◆ **WHAT THIS TASK INVOLVES**
Please print the lines below again, word for word, with no changes.

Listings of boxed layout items
----------
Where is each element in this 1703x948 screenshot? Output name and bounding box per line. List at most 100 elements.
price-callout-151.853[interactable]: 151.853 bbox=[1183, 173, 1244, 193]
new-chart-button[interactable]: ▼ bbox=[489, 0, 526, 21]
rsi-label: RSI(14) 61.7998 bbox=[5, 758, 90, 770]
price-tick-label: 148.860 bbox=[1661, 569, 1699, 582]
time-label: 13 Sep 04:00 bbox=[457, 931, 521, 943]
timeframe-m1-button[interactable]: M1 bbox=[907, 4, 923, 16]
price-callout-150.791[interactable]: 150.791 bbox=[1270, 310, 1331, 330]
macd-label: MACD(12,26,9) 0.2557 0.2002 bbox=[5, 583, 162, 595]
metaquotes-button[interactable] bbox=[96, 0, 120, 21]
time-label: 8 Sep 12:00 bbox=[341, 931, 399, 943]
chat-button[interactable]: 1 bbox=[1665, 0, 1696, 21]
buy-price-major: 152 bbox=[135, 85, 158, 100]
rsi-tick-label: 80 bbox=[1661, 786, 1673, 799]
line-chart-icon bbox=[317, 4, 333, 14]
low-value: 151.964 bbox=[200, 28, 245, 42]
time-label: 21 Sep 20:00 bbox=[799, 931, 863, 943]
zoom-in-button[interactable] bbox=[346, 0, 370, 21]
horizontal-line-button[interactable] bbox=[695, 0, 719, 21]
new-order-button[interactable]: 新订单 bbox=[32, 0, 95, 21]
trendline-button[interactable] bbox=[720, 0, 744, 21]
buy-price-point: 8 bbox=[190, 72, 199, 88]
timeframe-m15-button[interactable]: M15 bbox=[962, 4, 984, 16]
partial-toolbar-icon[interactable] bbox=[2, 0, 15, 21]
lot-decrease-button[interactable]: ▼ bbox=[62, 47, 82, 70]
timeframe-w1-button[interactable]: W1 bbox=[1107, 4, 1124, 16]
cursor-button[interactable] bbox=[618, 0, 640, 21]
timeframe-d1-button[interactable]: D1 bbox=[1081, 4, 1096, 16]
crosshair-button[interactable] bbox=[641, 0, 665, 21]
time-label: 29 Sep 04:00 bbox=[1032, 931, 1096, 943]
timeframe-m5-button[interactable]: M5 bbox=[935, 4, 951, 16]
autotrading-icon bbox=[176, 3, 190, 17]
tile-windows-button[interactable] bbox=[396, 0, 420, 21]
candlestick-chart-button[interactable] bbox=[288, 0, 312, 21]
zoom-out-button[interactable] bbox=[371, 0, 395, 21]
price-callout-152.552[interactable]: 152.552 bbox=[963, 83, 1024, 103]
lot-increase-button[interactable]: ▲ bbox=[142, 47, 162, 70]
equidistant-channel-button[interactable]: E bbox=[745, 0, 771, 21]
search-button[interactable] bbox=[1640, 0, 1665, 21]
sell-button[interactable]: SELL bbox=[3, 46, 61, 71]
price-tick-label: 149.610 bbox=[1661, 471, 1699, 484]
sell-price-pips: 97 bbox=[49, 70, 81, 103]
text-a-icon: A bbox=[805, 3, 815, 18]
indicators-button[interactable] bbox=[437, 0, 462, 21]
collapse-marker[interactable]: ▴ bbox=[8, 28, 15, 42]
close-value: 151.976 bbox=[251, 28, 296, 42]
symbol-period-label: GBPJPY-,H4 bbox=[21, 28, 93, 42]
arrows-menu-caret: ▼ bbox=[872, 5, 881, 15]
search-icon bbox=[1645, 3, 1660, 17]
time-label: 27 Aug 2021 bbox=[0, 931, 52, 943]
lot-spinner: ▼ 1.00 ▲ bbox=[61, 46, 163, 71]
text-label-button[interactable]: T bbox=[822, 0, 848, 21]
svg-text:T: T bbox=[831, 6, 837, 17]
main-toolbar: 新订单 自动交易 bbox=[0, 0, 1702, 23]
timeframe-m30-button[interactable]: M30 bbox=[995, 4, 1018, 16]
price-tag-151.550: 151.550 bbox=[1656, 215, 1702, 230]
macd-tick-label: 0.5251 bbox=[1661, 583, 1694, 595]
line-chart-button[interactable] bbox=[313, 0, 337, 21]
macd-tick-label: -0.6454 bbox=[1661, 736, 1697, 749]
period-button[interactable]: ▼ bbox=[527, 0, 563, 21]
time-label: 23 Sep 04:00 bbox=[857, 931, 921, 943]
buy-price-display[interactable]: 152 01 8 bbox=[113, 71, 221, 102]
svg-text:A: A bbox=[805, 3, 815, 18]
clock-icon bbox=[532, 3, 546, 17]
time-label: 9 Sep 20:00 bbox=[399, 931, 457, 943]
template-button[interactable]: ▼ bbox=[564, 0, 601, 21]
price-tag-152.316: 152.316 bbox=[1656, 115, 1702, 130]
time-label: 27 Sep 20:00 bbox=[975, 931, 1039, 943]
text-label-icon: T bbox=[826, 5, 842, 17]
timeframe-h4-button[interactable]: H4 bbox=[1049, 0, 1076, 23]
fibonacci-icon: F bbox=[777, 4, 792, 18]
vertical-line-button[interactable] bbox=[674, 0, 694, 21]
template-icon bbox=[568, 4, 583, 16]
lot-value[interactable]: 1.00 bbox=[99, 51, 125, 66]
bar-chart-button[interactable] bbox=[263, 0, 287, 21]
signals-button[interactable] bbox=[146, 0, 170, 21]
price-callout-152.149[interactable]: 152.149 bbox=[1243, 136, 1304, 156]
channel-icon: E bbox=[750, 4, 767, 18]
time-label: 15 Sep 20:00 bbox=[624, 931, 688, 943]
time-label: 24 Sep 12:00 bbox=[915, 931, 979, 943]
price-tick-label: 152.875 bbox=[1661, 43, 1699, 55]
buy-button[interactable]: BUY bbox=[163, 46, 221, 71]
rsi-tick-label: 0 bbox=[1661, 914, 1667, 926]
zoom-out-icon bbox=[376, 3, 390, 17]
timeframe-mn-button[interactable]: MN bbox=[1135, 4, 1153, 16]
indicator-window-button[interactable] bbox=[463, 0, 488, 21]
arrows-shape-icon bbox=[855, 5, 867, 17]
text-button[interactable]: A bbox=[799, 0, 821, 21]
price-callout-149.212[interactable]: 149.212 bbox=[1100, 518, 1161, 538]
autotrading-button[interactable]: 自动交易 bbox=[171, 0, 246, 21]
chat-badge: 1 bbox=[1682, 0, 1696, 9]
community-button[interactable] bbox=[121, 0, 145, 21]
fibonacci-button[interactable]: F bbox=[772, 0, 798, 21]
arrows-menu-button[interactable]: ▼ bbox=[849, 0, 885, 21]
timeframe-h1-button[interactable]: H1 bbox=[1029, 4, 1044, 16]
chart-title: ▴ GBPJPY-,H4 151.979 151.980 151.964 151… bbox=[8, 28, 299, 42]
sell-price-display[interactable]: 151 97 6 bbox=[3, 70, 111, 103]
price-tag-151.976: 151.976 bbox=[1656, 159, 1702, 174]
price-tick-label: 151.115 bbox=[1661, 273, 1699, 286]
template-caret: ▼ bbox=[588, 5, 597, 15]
----------
◆ **COMPLETE OUTPUT**
Where is each element in this 1703x948 screenshot? Output name and bounding box per line. List at most 100 elements.
price-callout-151.853[interactable]: 151.853 bbox=[1183, 173, 1244, 193]
new-chart-button[interactable]: ▼ bbox=[489, 0, 526, 21]
rsi-label: RSI(14) 61.7998 bbox=[5, 758, 90, 770]
price-tick-label: 148.860 bbox=[1661, 569, 1699, 582]
time-label: 13 Sep 04:00 bbox=[457, 931, 521, 943]
timeframe-m1-button[interactable]: M1 bbox=[907, 4, 923, 16]
price-callout-150.791[interactable]: 150.791 bbox=[1270, 310, 1331, 330]
macd-label: MACD(12,26,9) 0.2557 0.2002 bbox=[5, 583, 162, 595]
metaquotes-button[interactable] bbox=[96, 0, 120, 21]
time-label: 8 Sep 12:00 bbox=[341, 931, 399, 943]
chat-button[interactable]: 1 bbox=[1665, 0, 1696, 21]
buy-price-major: 152 bbox=[135, 85, 158, 100]
rsi-tick-label: 80 bbox=[1661, 786, 1673, 799]
line-chart-icon bbox=[317, 4, 333, 14]
low-value: 151.964 bbox=[200, 28, 245, 42]
time-label: 21 Sep 20:00 bbox=[799, 931, 863, 943]
zoom-in-button[interactable] bbox=[346, 0, 370, 21]
horizontal-line-button[interactable] bbox=[695, 0, 719, 21]
new-order-button[interactable]: 新订单 bbox=[32, 0, 95, 21]
trendline-button[interactable] bbox=[720, 0, 744, 21]
buy-price-point: 8 bbox=[190, 72, 199, 88]
timeframe-m15-button[interactable]: M15 bbox=[962, 4, 984, 16]
partial-toolbar-icon[interactable] bbox=[2, 0, 15, 21]
lot-decrease-button[interactable]: ▼ bbox=[62, 47, 82, 70]
timeframe-w1-button[interactable]: W1 bbox=[1107, 4, 1124, 16]
cursor-button[interactable] bbox=[618, 0, 640, 21]
timeframe-d1-button[interactable]: D1 bbox=[1081, 4, 1096, 16]
crosshair-button[interactable] bbox=[641, 0, 665, 21]
time-label: 29 Sep 04:00 bbox=[1032, 931, 1096, 943]
timeframe-m5-button[interactable]: M5 bbox=[935, 4, 951, 16]
autotrading-icon bbox=[176, 3, 190, 17]
tile-windows-button[interactable] bbox=[396, 0, 420, 21]
candlestick-chart-button[interactable] bbox=[288, 0, 312, 21]
zoom-out-button[interactable] bbox=[371, 0, 395, 21]
price-callout-152.552[interactable]: 152.552 bbox=[963, 83, 1024, 103]
lot-increase-button[interactable]: ▲ bbox=[142, 47, 162, 70]
equidistant-channel-button[interactable]: E bbox=[745, 0, 771, 21]
search-button[interactable] bbox=[1640, 0, 1665, 21]
sell-button[interactable]: SELL bbox=[3, 46, 61, 71]
price-tick-label: 149.610 bbox=[1661, 471, 1699, 484]
sell-price-pips: 97 bbox=[49, 70, 81, 103]
text-a-icon: A bbox=[805, 3, 815, 18]
indicators-button[interactable] bbox=[437, 0, 462, 21]
collapse-marker[interactable]: ▴ bbox=[8, 28, 15, 42]
close-value: 151.976 bbox=[251, 28, 296, 42]
symbol-period-label: GBPJPY-,H4 bbox=[21, 28, 93, 42]
arrows-menu-caret: ▼ bbox=[872, 5, 881, 15]
search-icon bbox=[1645, 3, 1660, 17]
time-label: 27 Aug 2021 bbox=[0, 931, 52, 943]
lot-spinner: ▼ 1.00 ▲ bbox=[61, 46, 163, 71]
text-label-button[interactable]: T bbox=[822, 0, 848, 21]
svg-text:T: T bbox=[831, 6, 837, 17]
main-toolbar: 新订单 自动交易 bbox=[0, 0, 1702, 23]
timeframe-m30-button[interactable]: M30 bbox=[995, 4, 1018, 16]
price-tag-151.550: 151.550 bbox=[1656, 215, 1702, 230]
macd-tick-label: 0.5251 bbox=[1661, 583, 1694, 595]
line-chart-button[interactable] bbox=[313, 0, 337, 21]
macd-tick-label: -0.6454 bbox=[1661, 736, 1697, 749]
period-button[interactable]: ▼ bbox=[527, 0, 563, 21]
time-label: 23 Sep 04:00 bbox=[857, 931, 921, 943]
buy-price-display[interactable]: 152 01 8 bbox=[113, 71, 221, 102]
svg-text:A: A bbox=[805, 3, 815, 18]
clock-icon bbox=[532, 3, 546, 17]
time-label: 9 Sep 20:00 bbox=[399, 931, 457, 943]
template-button[interactable]: ▼ bbox=[564, 0, 601, 21]
price-tag-152.316: 152.316 bbox=[1656, 115, 1702, 130]
time-label: 27 Sep 20:00 bbox=[975, 931, 1039, 943]
text-label-icon: T bbox=[826, 5, 842, 17]
timeframe-h4-button[interactable]: H4 bbox=[1049, 0, 1076, 23]
fibonacci-icon: F bbox=[777, 4, 792, 18]
vertical-line-button[interactable] bbox=[674, 0, 694, 21]
template-icon bbox=[568, 4, 583, 16]
lot-value[interactable]: 1.00 bbox=[99, 51, 125, 66]
bar-chart-button[interactable] bbox=[263, 0, 287, 21]
signals-button[interactable] bbox=[146, 0, 170, 21]
price-callout-152.149[interactable]: 152.149 bbox=[1243, 136, 1304, 156]
channel-icon: E bbox=[750, 4, 767, 18]
time-label: 15 Sep 20:00 bbox=[624, 931, 688, 943]
time-label: 24 Sep 12:00 bbox=[915, 931, 979, 943]
price-tick-label: 152.875 bbox=[1661, 43, 1699, 55]
buy-button[interactable]: BUY bbox=[163, 46, 221, 71]
rsi-tick-label: 0 bbox=[1661, 914, 1667, 926]
zoom-out-icon bbox=[376, 3, 390, 17]
timeframe-mn-button[interactable]: MN bbox=[1135, 4, 1153, 16]
indicator-window-button[interactable] bbox=[463, 0, 488, 21]
arrows-shape-icon bbox=[855, 5, 867, 17]
text-button[interactable]: A bbox=[799, 0, 821, 21]
price-callout-149.212[interactable]: 149.212 bbox=[1100, 518, 1161, 538]
autotrading-button[interactable]: 自动交易 bbox=[171, 0, 246, 21]
chat-badge: 1 bbox=[1682, 0, 1696, 9]
community-button[interactable] bbox=[121, 0, 145, 21]
fibonacci-button[interactable]: F bbox=[772, 0, 798, 21]
arrows-menu-button[interactable]: ▼ bbox=[849, 0, 885, 21]
timeframe-h1-button[interactable]: H1 bbox=[1029, 4, 1044, 16]
chart-title: ▴ GBPJPY-,H4 151.979 151.980 151.964 151… bbox=[8, 28, 299, 42]
sell-price-display[interactable]: 151 97 6 bbox=[3, 70, 111, 103]
price-tag-151.976: 151.976 bbox=[1656, 159, 1702, 174]
price-tick-label: 151.115 bbox=[1661, 273, 1699, 286]
template-caret: ▼ bbox=[588, 5, 597, 15]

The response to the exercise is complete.